* EXTRACTED RECORDS
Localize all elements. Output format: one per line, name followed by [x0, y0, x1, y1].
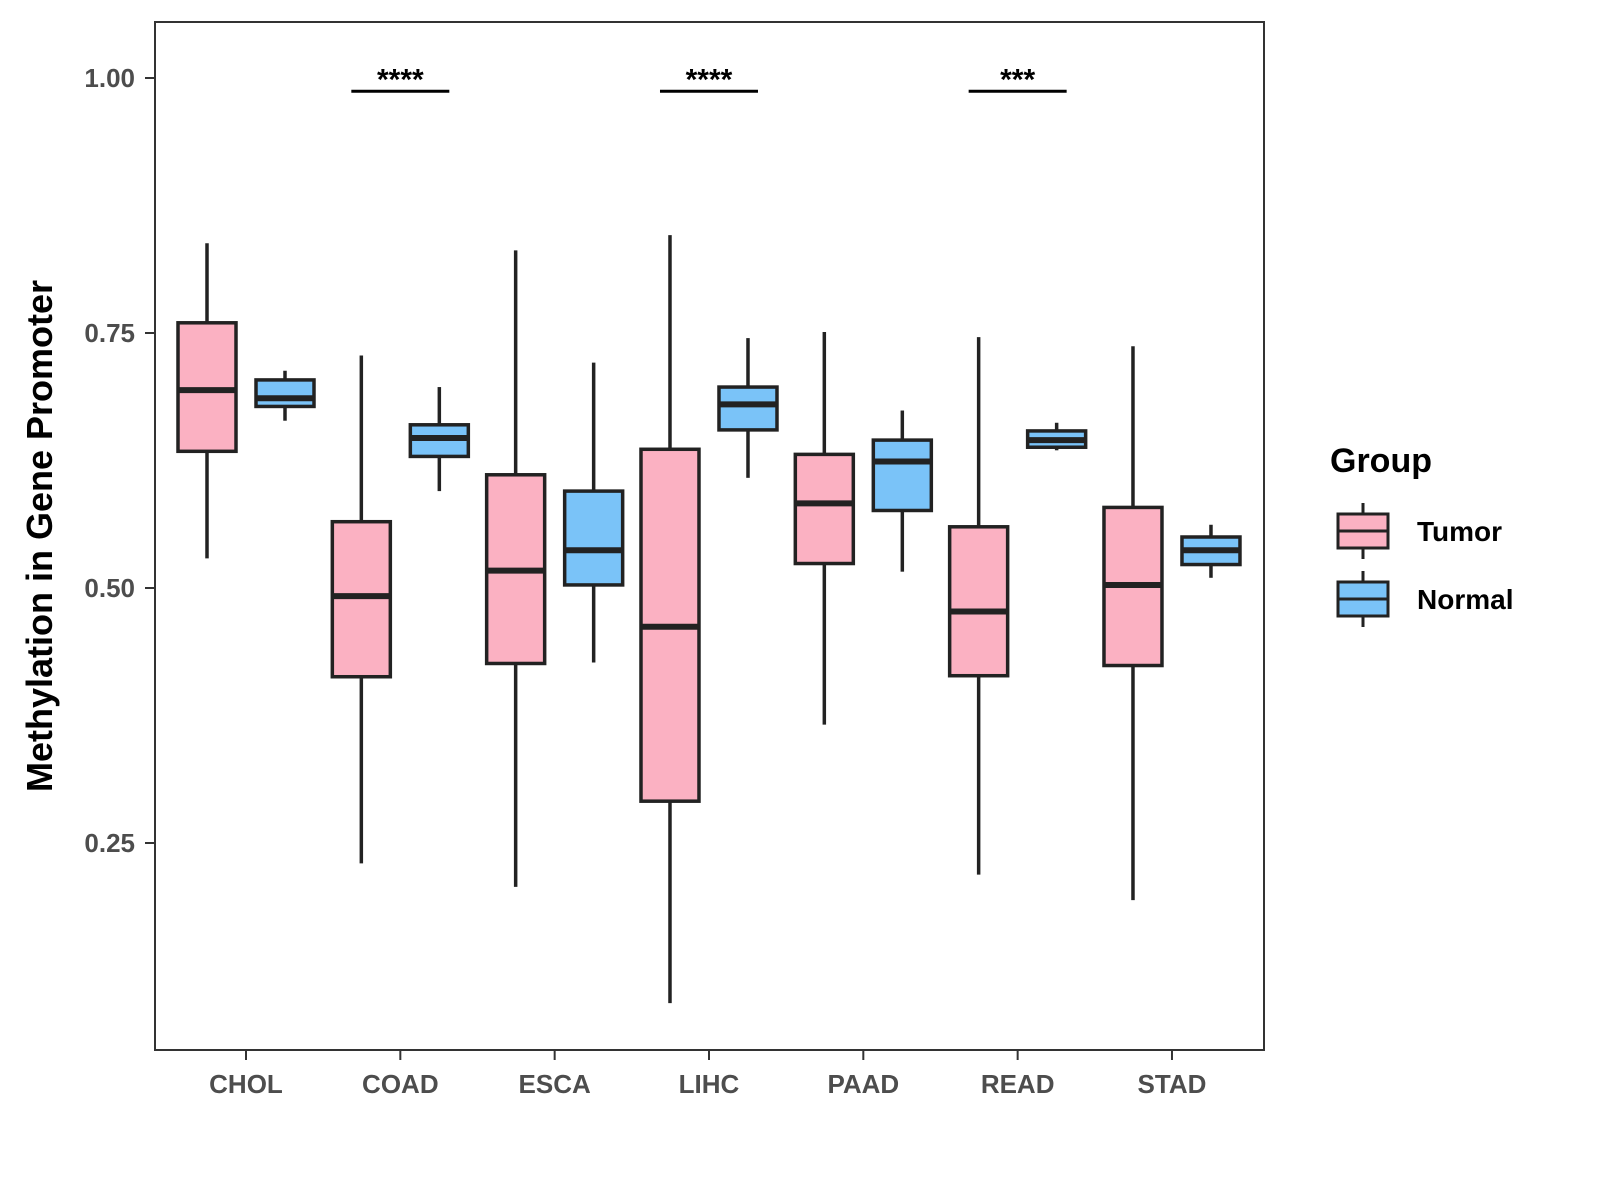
tumor-box-stad — [1102, 346, 1164, 901]
x-tick-label: LIHC — [679, 1069, 740, 1099]
iqr-box — [947, 525, 1010, 678]
y-tick-label: 0.50 — [84, 573, 135, 603]
iqr-box — [562, 489, 625, 587]
normal-box-read — [1025, 422, 1088, 451]
normal-box-chol — [254, 370, 316, 421]
x-tick-label: ESCA — [519, 1069, 591, 1099]
legend-label: Normal — [1417, 584, 1513, 615]
tumor-box-paad — [793, 331, 856, 725]
tumor-box-esca — [484, 250, 547, 887]
x-tick-label: STAD — [1138, 1069, 1207, 1099]
iqr-box — [254, 378, 316, 409]
legend-item-normal: Normal — [1336, 571, 1513, 627]
normal-box-lihc — [717, 338, 779, 478]
tumor-box-read — [947, 337, 1010, 875]
normal-box-esca — [562, 362, 625, 663]
y-tick-label: 0.75 — [84, 318, 135, 348]
x-tick-label: READ — [981, 1069, 1055, 1099]
y-axis: 0.25 0.50 0.75 1.00 — [84, 63, 155, 858]
plot-panel — [154, 21, 1265, 1051]
normal-box-paad — [871, 410, 934, 572]
y-tick-label: 1.00 — [84, 63, 135, 93]
x-tick-label: CHOL — [209, 1069, 283, 1099]
y-tick-label: 0.25 — [84, 828, 135, 858]
iqr-box — [871, 438, 934, 513]
iqr-box — [176, 321, 238, 454]
boxes — [176, 235, 1242, 1004]
significance-label: **** — [377, 63, 424, 96]
tumor-box-chol — [176, 243, 238, 559]
x-axis: CHOL COAD ESCA LIHC PAAD READ STAD — [209, 1050, 1206, 1099]
significance-label: *** — [1000, 63, 1035, 96]
normal-box-coad — [408, 387, 471, 492]
x-tick-label: COAD — [362, 1069, 439, 1099]
tumor-box-lihc — [639, 235, 701, 1004]
iqr-box — [330, 519, 393, 679]
iqr-box — [717, 385, 779, 432]
y-axis-label: Methylation in Gene Promoter — [19, 280, 60, 792]
legend-item-tumor: Tumor — [1336, 503, 1502, 559]
x-tick-label: PAAD — [827, 1069, 899, 1099]
normal-box-stad — [1180, 524, 1242, 578]
legend-title: Group — [1330, 442, 1432, 480]
significance-label: **** — [686, 63, 733, 96]
tumor-box-coad — [330, 355, 393, 864]
iqr-box — [793, 452, 856, 566]
legend-label: Tumor — [1417, 516, 1502, 547]
legend: Group Tumor Normal — [1330, 442, 1513, 627]
significance-annotations: **** **** *** — [351, 63, 1067, 96]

* ACTIVITY
Only an exact copy of the entries, with no pictures, is expected as the answer.

* COMPLETED TASK
Localize all elements. Output format: one per line, name followed by [x0, y0, x1, y1].
tumor-box-stad — [1102, 346, 1164, 901]
x-tick-label: LIHC — [679, 1069, 740, 1099]
iqr-box — [947, 525, 1010, 678]
y-tick-label: 0.50 — [84, 573, 135, 603]
iqr-box — [562, 489, 625, 587]
normal-box-read — [1025, 422, 1088, 451]
normal-box-chol — [254, 370, 316, 421]
x-tick-label: ESCA — [519, 1069, 591, 1099]
legend-label: Normal — [1417, 584, 1513, 615]
tumor-box-paad — [793, 331, 856, 725]
tumor-box-esca — [484, 250, 547, 887]
x-tick-label: STAD — [1138, 1069, 1207, 1099]
iqr-box — [254, 378, 316, 409]
legend-item-normal: Normal — [1336, 571, 1513, 627]
normal-box-lihc — [717, 338, 779, 478]
tumor-box-read — [947, 337, 1010, 875]
normal-box-esca — [562, 362, 625, 663]
y-tick-label: 0.75 — [84, 318, 135, 348]
x-tick-label: READ — [981, 1069, 1055, 1099]
y-axis: 0.25 0.50 0.75 1.00 — [84, 63, 155, 858]
plot-panel — [154, 21, 1265, 1051]
normal-box-paad — [871, 410, 934, 572]
y-tick-label: 1.00 — [84, 63, 135, 93]
x-tick-label: CHOL — [209, 1069, 283, 1099]
y-tick-label: 0.25 — [84, 828, 135, 858]
iqr-box — [871, 438, 934, 513]
iqr-box — [176, 321, 238, 454]
boxes — [176, 235, 1242, 1004]
significance-label: **** — [377, 63, 424, 96]
tumor-box-chol — [176, 243, 238, 559]
x-axis: CHOL COAD ESCA LIHC PAAD READ STAD — [209, 1050, 1206, 1099]
significance-label: *** — [1000, 63, 1035, 96]
normal-box-coad — [408, 387, 471, 492]
x-tick-label: COAD — [362, 1069, 439, 1099]
tumor-box-lihc — [639, 235, 701, 1004]
iqr-box — [330, 519, 393, 679]
iqr-box — [717, 385, 779, 432]
y-axis-label: Methylation in Gene Promoter — [19, 280, 60, 792]
legend-item-tumor: Tumor — [1336, 503, 1502, 559]
x-tick-label: PAAD — [827, 1069, 899, 1099]
normal-box-stad — [1180, 524, 1242, 578]
legend-title: Group — [1330, 442, 1432, 480]
significance-label: **** — [686, 63, 733, 96]
tumor-box-coad — [330, 355, 393, 864]
iqr-box — [793, 452, 856, 566]
legend-label: Tumor — [1417, 516, 1502, 547]
legend: Group Tumor Normal — [1330, 442, 1513, 627]
significance-annotations: **** **** *** — [351, 63, 1067, 96]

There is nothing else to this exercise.